» Task statement: Write the data out again, character for character, with no images.

Start of Given information

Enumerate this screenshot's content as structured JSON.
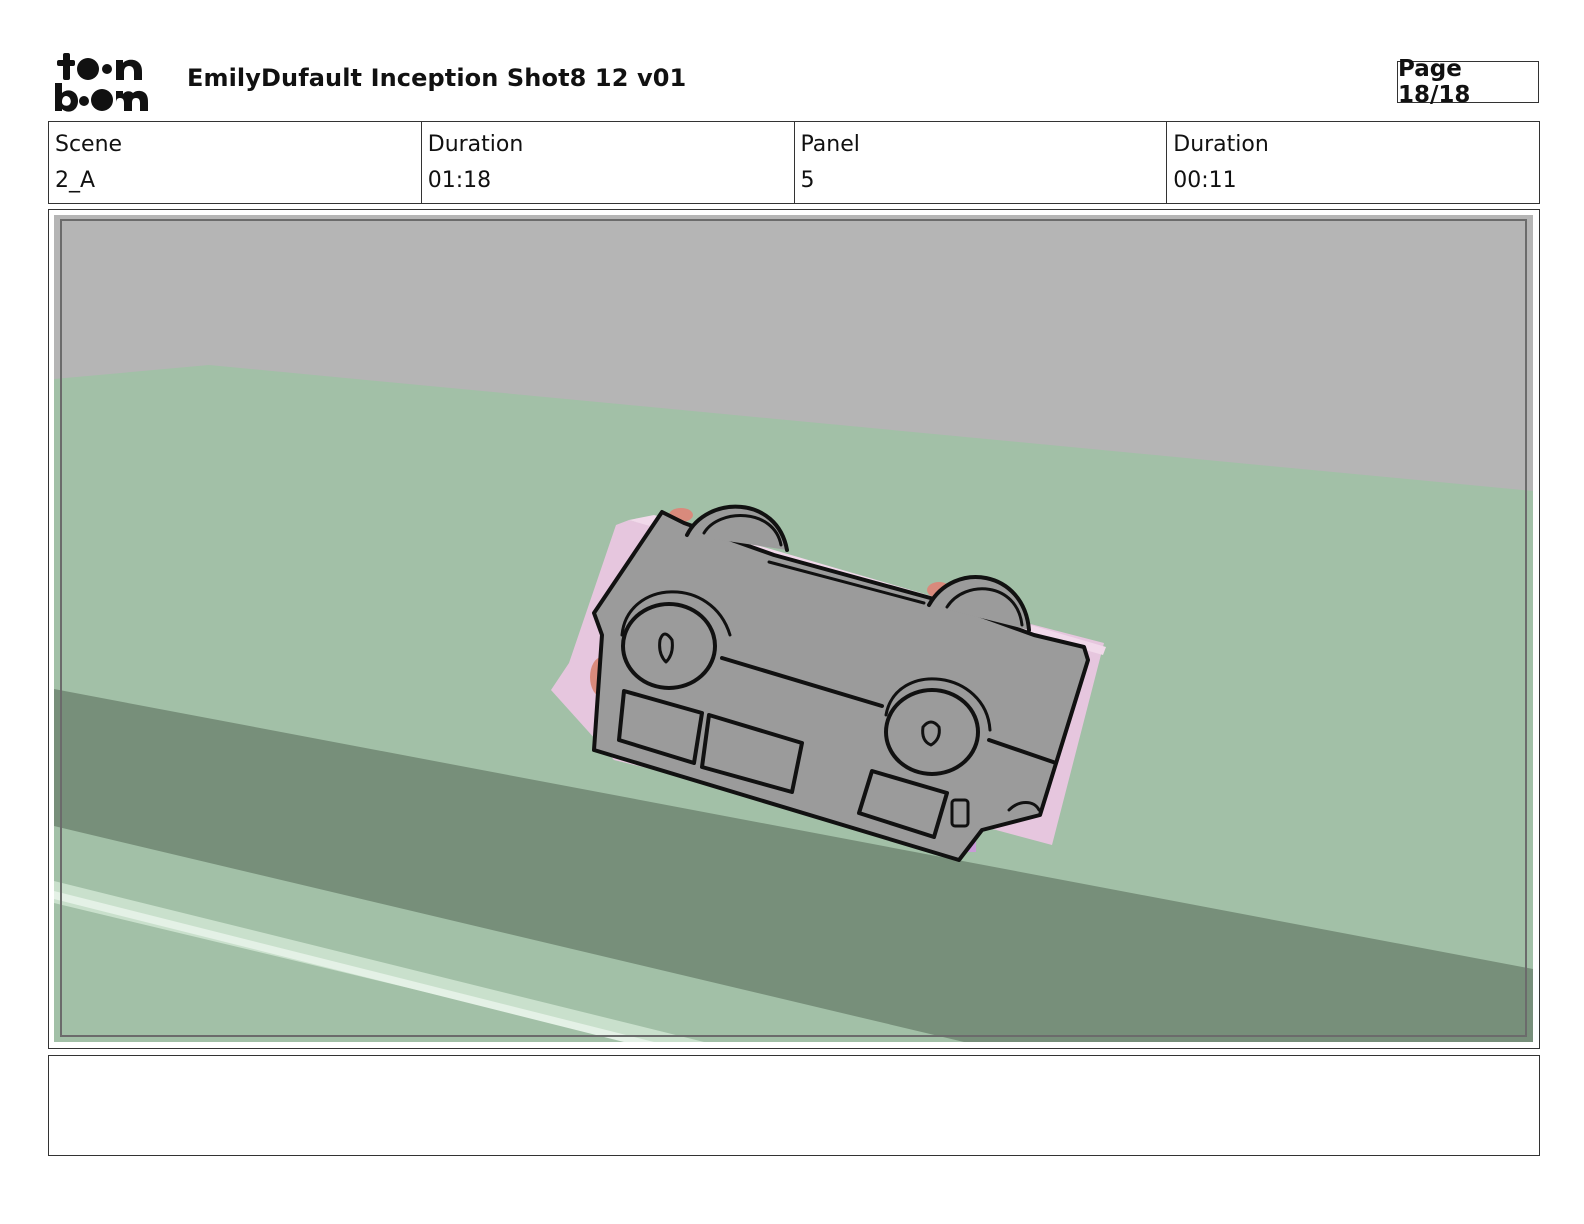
{
  "header": {
    "logo_text": "toon boom",
    "title": "EmilyDufault Inception Shot8 12 v01",
    "page_label": "Page 18/18"
  },
  "info": {
    "scene_label": "Scene",
    "scene_value": "2_A",
    "scene_duration_label": "Duration",
    "scene_duration_value": "01:18",
    "panel_label": "Panel",
    "panel_value": "5",
    "panel_duration_label": "Duration",
    "panel_duration_value": "00:11"
  },
  "colors": {
    "sky": "#b5b5b5",
    "ground": "#a2c0a7",
    "road_shadow": "#778f7a",
    "car_body": "#9b9b9b",
    "car_underside": "#e6c6de",
    "outline": "#111111"
  },
  "notes": {
    "text": ""
  }
}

End of Given information

» Reply:
Enumerate this screenshot's content as structured JSON.
{
  "header": {
    "logo_text": "toon boom",
    "title": "EmilyDufault Inception Shot8 12 v01",
    "page_label": "Page 18/18"
  },
  "info": {
    "scene_label": "Scene",
    "scene_value": "2_A",
    "scene_duration_label": "Duration",
    "scene_duration_value": "01:18",
    "panel_label": "Panel",
    "panel_value": "5",
    "panel_duration_label": "Duration",
    "panel_duration_value": "00:11"
  },
  "colors": {
    "sky": "#b5b5b5",
    "ground": "#a2c0a7",
    "road_shadow": "#778f7a",
    "car_body": "#9b9b9b",
    "car_underside": "#e6c6de",
    "outline": "#111111"
  },
  "notes": {
    "text": ""
  }
}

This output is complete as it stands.